What is required | Each entry below should be returned exactly as is, with the pictures removed.

(Dataset items)
-------
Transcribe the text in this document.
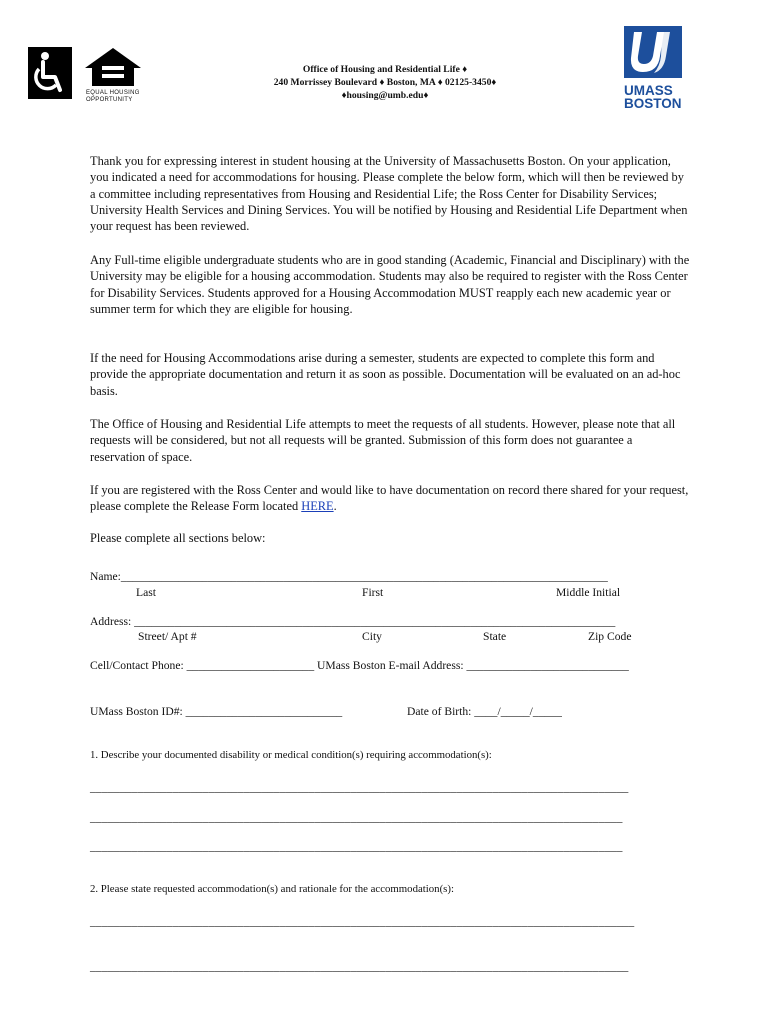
EQUAL HOUSING
OPPORTUNITY
Office of Housing and Residential Life ♦
240 Morrissey Boulevard ♦ Boston, MA ♦ 02125-3450♦
♦housing@umb.edu♦	UMASS
BOSTON
Thank you for expressing interest in student housing at the University of Massachusetts Boston. On your application, you indicated a need for accommodations for housing. Please complete the below form, which will then be reviewed by a committee including representatives from Housing and Residential Life; the Ross Center for Disability Services; University Health Services and Dining Services. You will be notified by Housing and Residential Life Department when your request has been reviewed.
Any Full-time eligible undergraduate students who are in good standing (Academic, Financial and Disciplinary) with the University may be eligible for a housing accommodation. Students may also be required to register with the Ross Center for Disability Services. Students approved for a Housing Accommodation MUST reapply each new academic year or summer term for which they are eligible for housing.
If the need for Housing Accommodations arise during a semester, students are expected to complete this form and provide the appropriate documentation and return it as soon as possible. Documentation will be evaluated on an ad-hoc basis.
The Office of Housing and Residential Life attempts to meet the requests of all students. However, please note that all requests will be considered, but not all requests will be granted. Submission of this form does not guarantee a reservation of space.
If you are registered with the Ross Center and would like to have documentation on record there shared for your request, please complete the Release Form located HERE.
Please complete all sections below:
Name:____________________________________________________________________________________
Last	First	Middle Initial
Address: ___________________________________________________________________________________
Street/ Apt #	City	State	Zip Code
Cell/Contact Phone: ______________________ UMass Boston E-mail Address: ____________________________
UMass Boston ID#: ___________________________	Date of Birth: ____/_____/_____
1. Describe your documented disability or medical condition(s) requiring accommodation(s):
___________________________________________________________________________________________
__________________________________________________________________________________________
__________________________________________________________________________________________
2. Please state requested accommodation(s) and rationale for the accommodation(s):
____________________________________________________________________________________________
___________________________________________________________________________________________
-------
Result of the task |
Transcribe the text in this document.
EQUAL HOUSING
OPPORTUNITY
Office of Housing and Residential Life ♦
240 Morrissey Boulevard ♦ Boston, MA ♦ 02125-3450♦
♦housing@umb.edu♦	UMASS
BOSTON
Thank you for expressing interest in student housing at the University of Massachusetts Boston. On your application, you indicated a need for accommodations for housing. Please complete the below form, which will then be reviewed by a committee including representatives from Housing and Residential Life; the Ross Center for Disability Services; University Health Services and Dining Services. You will be notified by Housing and Residential Life Department when your request has been reviewed.
Any Full-time eligible undergraduate students who are in good standing (Academic, Financial and Disciplinary) with the University may be eligible for a housing accommodation. Students may also be required to register with the Ross Center for Disability Services. Students approved for a Housing Accommodation MUST reapply each new academic year or summer term for which they are eligible for housing.
If the need for Housing Accommodations arise during a semester, students are expected to complete this form and provide the appropriate documentation and return it as soon as possible. Documentation will be evaluated on an ad-hoc basis.
The Office of Housing and Residential Life attempts to meet the requests of all students. However, please note that all requests will be considered, but not all requests will be granted. Submission of this form does not guarantee a reservation of space.
If you are registered with the Ross Center and would like to have documentation on record there shared for your request, please complete the Release Form located HERE.
Please complete all sections below:
Name:____________________________________________________________________________________
Last	First	Middle Initial
Address: ___________________________________________________________________________________
Street/ Apt #	City	State	Zip Code
Cell/Contact Phone: ______________________ UMass Boston E-mail Address: ____________________________
UMass Boston ID#: ___________________________	Date of Birth: ____/_____/_____
1. Describe your documented disability or medical condition(s) requiring accommodation(s):
___________________________________________________________________________________________
__________________________________________________________________________________________
__________________________________________________________________________________________
2. Please state requested accommodation(s) and rationale for the accommodation(s):
____________________________________________________________________________________________
___________________________________________________________________________________________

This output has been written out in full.